* [WHAT IS ASKED]
Copy all lines of the listing that include the string "name".
>> BEGIN
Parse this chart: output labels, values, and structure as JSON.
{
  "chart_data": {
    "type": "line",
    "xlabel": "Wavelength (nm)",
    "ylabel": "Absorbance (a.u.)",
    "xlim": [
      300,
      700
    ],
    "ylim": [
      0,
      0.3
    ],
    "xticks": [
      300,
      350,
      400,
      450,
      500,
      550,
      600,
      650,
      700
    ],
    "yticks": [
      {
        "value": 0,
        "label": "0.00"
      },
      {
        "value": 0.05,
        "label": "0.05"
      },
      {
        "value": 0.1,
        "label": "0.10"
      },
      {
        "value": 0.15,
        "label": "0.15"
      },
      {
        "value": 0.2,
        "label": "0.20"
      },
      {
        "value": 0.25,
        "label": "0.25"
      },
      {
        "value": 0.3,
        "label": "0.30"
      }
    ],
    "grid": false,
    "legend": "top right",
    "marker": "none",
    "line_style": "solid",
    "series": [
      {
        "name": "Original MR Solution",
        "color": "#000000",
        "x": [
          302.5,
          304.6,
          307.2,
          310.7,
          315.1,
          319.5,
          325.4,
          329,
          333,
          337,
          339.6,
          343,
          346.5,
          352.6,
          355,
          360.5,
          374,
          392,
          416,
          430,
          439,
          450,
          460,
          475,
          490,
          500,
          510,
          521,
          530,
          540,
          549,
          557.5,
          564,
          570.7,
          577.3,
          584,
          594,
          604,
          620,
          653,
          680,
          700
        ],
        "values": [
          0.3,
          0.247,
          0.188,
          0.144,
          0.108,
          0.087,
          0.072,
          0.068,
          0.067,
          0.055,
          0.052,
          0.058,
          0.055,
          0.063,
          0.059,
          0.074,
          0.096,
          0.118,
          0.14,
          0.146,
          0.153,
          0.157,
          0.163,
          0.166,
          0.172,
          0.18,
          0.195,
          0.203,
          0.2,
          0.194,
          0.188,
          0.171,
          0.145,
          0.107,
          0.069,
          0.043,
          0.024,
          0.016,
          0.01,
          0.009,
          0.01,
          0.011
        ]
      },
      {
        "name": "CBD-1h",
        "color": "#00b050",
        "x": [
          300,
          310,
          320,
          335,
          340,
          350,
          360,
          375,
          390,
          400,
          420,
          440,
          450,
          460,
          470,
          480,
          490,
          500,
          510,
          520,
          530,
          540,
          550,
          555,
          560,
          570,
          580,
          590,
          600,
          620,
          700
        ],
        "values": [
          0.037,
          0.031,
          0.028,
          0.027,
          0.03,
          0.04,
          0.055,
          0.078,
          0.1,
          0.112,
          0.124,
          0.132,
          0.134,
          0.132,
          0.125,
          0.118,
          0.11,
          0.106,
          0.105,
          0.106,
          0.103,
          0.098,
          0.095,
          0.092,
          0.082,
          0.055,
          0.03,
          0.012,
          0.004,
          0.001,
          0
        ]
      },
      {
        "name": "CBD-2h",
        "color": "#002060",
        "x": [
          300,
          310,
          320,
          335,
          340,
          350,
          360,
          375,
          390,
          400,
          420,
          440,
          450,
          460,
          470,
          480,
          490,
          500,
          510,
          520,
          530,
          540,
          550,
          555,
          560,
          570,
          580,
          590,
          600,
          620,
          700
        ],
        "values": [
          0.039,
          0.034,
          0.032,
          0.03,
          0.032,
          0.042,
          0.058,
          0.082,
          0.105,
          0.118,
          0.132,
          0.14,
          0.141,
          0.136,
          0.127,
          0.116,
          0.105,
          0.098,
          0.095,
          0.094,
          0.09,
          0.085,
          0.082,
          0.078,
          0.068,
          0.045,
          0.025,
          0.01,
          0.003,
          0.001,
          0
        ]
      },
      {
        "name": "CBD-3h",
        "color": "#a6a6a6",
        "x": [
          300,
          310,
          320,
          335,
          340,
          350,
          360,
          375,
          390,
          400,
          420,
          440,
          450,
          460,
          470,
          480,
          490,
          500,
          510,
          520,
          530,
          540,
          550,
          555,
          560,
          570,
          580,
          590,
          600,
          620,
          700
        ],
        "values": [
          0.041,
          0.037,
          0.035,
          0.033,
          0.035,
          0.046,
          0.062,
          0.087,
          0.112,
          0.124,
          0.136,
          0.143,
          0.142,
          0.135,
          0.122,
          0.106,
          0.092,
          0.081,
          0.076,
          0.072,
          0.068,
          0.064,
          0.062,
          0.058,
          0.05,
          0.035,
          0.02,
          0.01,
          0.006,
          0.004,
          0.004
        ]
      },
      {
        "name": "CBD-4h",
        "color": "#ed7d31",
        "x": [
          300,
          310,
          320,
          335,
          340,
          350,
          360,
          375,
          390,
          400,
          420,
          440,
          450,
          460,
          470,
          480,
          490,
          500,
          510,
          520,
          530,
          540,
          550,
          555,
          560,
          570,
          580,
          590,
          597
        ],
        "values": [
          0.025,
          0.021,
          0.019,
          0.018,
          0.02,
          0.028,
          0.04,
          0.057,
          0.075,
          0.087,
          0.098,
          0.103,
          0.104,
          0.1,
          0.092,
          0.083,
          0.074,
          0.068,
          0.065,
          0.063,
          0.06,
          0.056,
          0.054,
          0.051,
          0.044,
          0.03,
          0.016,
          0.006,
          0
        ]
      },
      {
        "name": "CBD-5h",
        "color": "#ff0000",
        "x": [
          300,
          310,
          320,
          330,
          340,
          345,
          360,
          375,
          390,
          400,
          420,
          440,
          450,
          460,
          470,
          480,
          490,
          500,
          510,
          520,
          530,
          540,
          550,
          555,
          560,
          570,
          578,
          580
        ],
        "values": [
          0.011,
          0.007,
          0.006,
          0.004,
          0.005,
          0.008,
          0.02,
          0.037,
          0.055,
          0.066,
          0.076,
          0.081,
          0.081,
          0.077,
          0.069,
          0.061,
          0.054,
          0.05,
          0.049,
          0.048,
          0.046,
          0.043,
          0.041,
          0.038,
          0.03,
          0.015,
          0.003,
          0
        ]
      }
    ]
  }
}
>> END
* [WRITTEN SOLUTION]
        "name": "Original MR Solution",
        "name": "CBD-1h",
        "name": "CBD-2h",
        "name": "CBD-3h",
        "name": "CBD-4h",
        "name": "CBD-5h",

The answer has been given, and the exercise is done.